Exercise details ▸ Copy whichever lines contain the string "Involvement".

Items ▸
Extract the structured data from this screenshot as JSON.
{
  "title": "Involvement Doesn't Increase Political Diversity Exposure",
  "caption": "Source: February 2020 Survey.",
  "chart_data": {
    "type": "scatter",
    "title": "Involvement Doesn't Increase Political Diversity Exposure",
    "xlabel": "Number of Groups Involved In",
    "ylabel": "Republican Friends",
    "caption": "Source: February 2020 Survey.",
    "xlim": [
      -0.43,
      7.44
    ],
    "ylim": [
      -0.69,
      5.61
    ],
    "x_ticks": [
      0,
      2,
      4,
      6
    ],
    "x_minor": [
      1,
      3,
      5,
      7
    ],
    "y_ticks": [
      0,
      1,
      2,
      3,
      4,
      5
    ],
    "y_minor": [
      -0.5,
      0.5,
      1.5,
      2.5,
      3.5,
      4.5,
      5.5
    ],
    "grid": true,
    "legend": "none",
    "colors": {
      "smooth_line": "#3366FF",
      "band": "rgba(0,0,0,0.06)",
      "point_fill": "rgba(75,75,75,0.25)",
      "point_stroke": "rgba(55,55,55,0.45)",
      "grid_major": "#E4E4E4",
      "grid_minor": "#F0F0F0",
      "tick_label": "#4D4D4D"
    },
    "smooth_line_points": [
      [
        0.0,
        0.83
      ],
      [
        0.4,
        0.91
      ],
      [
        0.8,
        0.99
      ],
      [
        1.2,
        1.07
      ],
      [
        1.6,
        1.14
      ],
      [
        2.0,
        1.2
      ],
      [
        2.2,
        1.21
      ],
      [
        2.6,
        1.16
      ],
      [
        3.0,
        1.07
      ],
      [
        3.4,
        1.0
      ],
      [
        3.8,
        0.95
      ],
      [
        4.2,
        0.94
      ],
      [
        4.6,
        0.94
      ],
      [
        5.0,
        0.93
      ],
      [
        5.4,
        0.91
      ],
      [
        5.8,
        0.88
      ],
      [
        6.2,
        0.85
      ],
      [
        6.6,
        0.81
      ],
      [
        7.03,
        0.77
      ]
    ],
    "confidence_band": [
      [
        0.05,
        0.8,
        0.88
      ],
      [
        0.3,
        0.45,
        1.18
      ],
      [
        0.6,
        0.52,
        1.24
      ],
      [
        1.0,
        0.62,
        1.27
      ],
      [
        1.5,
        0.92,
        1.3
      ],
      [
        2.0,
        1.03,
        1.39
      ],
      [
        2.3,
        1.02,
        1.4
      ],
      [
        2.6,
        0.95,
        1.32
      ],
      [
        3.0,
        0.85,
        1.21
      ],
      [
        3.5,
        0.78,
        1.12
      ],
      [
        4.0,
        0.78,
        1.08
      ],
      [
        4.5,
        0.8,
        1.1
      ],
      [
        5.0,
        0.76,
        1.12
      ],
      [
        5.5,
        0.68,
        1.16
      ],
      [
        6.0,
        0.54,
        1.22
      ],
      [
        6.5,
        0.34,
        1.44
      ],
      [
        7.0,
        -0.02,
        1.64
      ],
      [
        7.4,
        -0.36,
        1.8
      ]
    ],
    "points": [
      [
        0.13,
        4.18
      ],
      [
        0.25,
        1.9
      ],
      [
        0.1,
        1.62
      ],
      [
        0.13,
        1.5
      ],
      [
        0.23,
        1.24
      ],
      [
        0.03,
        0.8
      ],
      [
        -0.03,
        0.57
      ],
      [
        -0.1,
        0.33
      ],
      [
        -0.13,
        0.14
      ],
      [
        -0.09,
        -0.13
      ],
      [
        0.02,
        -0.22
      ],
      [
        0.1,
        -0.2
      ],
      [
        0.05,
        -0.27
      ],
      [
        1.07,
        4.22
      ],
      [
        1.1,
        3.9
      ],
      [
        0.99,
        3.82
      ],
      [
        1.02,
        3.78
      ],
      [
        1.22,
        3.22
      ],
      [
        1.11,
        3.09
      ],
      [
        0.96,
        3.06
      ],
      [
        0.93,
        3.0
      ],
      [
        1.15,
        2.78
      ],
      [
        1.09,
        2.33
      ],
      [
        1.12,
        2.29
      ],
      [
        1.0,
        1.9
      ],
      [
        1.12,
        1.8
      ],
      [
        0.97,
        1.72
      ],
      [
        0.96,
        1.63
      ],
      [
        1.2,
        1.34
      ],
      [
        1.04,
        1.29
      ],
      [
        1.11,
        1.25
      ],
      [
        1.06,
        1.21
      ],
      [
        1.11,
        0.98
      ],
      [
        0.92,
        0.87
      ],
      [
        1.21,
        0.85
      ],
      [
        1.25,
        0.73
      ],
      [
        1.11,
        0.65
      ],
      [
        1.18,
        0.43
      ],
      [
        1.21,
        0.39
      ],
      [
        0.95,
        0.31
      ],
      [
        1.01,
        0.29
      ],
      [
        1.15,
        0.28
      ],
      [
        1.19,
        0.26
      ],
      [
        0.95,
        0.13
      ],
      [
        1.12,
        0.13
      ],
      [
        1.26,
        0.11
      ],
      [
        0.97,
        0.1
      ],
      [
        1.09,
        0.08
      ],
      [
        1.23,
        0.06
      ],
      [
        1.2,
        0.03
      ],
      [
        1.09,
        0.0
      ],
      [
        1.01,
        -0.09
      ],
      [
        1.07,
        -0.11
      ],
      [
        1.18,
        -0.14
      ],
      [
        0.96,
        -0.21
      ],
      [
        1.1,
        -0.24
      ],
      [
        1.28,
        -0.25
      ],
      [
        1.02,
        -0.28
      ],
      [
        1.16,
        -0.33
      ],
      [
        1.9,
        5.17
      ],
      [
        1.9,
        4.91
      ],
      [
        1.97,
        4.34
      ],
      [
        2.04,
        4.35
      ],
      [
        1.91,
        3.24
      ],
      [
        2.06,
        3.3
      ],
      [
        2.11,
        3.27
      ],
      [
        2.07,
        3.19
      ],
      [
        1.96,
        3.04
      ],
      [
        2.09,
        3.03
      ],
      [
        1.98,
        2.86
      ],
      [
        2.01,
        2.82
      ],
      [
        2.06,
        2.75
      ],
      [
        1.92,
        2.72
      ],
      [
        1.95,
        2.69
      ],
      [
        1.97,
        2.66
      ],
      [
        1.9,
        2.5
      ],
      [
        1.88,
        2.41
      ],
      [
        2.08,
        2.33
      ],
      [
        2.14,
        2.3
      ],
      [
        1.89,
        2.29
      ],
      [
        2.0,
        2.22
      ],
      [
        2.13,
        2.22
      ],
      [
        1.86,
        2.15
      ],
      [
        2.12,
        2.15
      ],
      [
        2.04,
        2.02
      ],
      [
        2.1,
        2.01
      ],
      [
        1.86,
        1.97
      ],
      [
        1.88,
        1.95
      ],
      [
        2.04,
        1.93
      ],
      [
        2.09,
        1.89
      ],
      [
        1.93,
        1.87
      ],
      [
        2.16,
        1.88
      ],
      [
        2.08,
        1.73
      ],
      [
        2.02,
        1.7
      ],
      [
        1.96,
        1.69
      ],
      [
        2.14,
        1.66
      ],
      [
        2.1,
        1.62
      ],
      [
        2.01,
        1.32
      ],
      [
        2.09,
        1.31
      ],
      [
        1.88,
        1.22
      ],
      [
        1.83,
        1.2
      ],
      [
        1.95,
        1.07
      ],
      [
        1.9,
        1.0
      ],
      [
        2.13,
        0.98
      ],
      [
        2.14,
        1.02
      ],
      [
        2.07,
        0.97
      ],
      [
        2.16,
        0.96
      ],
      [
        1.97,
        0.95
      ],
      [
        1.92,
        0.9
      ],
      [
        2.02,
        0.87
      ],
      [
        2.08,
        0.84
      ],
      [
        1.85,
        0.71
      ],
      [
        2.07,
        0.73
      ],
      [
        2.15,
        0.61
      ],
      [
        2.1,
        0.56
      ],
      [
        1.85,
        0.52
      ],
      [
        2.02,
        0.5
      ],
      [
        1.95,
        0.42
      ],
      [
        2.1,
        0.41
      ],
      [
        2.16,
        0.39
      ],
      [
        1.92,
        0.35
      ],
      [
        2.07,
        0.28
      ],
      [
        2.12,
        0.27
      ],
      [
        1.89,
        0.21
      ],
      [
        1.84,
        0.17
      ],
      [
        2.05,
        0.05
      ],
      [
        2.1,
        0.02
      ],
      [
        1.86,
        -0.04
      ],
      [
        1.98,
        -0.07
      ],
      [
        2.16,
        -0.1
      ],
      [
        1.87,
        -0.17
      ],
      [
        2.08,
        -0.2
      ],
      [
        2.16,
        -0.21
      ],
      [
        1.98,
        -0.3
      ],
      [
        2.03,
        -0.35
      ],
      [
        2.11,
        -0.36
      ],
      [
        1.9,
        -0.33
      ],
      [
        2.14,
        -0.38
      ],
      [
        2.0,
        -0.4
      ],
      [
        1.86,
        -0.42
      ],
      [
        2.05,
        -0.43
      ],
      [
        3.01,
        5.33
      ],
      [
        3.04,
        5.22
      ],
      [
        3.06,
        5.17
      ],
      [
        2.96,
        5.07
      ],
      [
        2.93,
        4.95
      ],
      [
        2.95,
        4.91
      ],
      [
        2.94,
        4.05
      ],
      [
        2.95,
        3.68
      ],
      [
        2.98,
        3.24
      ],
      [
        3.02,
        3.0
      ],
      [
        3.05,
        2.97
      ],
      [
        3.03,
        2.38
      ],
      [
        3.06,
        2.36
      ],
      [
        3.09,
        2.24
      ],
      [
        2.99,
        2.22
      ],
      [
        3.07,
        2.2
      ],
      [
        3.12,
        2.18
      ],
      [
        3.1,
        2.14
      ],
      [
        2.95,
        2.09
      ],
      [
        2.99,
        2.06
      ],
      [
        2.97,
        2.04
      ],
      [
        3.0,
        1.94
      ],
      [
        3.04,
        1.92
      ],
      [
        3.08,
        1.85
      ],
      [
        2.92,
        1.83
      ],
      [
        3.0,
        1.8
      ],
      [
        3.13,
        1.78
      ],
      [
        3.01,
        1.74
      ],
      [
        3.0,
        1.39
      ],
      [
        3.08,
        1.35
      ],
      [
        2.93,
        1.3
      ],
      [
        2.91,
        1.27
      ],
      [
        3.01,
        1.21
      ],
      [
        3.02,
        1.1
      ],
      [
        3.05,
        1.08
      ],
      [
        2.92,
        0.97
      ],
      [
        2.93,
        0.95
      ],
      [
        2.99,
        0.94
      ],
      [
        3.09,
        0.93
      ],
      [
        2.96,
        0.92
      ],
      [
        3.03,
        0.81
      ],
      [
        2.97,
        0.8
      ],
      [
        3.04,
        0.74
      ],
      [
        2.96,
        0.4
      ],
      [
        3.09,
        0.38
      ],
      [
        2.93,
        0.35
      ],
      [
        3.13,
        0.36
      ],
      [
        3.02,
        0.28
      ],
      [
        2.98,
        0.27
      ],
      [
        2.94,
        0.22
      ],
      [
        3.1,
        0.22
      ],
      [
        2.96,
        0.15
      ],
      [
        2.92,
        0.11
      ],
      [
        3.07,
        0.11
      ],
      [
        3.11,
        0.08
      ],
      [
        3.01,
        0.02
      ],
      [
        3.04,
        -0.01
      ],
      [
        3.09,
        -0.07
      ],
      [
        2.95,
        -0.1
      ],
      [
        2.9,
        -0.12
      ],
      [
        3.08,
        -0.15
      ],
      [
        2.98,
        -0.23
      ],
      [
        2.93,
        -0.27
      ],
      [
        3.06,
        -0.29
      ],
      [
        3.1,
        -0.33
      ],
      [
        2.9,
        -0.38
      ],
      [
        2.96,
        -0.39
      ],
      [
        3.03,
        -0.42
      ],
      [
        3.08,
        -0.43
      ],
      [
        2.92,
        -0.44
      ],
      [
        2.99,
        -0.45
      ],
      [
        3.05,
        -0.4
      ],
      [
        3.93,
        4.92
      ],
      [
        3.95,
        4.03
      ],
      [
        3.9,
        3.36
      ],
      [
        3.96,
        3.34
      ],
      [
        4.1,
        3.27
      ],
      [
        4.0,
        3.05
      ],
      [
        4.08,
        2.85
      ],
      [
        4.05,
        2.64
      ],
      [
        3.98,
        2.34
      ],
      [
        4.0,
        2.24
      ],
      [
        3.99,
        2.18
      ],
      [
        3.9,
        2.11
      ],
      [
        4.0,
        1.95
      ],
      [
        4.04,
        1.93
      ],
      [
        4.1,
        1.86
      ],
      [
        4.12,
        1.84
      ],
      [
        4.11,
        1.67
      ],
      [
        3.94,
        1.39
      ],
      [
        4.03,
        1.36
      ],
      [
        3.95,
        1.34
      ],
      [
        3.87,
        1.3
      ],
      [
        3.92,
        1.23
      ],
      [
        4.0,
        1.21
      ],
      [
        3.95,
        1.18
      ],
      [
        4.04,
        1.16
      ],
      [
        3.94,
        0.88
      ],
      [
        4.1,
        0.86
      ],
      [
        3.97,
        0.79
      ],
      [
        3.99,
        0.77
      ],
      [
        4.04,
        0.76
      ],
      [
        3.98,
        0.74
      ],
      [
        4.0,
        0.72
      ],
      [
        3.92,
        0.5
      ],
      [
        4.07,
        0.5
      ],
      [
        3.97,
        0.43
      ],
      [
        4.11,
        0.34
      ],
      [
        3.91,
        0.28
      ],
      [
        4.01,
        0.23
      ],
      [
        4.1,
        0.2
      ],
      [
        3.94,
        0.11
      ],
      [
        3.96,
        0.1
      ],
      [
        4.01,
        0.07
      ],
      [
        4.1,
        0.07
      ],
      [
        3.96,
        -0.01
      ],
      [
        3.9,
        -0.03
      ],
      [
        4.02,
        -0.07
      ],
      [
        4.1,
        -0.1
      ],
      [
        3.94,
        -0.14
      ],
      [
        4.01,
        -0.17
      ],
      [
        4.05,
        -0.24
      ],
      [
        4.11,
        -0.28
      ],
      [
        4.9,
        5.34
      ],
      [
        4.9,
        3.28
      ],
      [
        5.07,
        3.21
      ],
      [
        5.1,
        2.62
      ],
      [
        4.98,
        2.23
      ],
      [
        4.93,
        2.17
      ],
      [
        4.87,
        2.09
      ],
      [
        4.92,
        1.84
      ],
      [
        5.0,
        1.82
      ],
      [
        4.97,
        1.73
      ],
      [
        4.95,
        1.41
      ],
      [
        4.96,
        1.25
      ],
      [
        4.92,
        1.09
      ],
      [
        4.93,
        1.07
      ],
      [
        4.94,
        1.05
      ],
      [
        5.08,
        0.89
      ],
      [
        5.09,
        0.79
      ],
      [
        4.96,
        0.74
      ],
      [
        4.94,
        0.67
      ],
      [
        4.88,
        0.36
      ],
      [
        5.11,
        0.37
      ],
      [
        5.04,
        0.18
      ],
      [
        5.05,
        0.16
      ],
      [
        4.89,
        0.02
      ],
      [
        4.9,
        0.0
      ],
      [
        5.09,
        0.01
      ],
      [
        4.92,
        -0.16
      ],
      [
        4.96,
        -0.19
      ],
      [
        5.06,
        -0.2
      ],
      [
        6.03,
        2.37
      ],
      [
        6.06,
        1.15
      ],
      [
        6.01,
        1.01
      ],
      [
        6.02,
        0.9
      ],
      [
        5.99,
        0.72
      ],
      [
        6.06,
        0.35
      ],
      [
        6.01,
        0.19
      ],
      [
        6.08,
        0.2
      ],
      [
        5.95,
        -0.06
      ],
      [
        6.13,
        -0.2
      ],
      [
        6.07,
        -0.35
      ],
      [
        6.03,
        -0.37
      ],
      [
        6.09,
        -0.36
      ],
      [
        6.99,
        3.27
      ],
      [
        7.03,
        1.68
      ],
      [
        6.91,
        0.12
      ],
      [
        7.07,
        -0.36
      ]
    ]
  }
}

Solution to this exercise ▸
  "title": "Involvement Doesn't Increase Political Diversity Exposure",
    "title": "Involvement Doesn't Increase Political Diversity Exposure",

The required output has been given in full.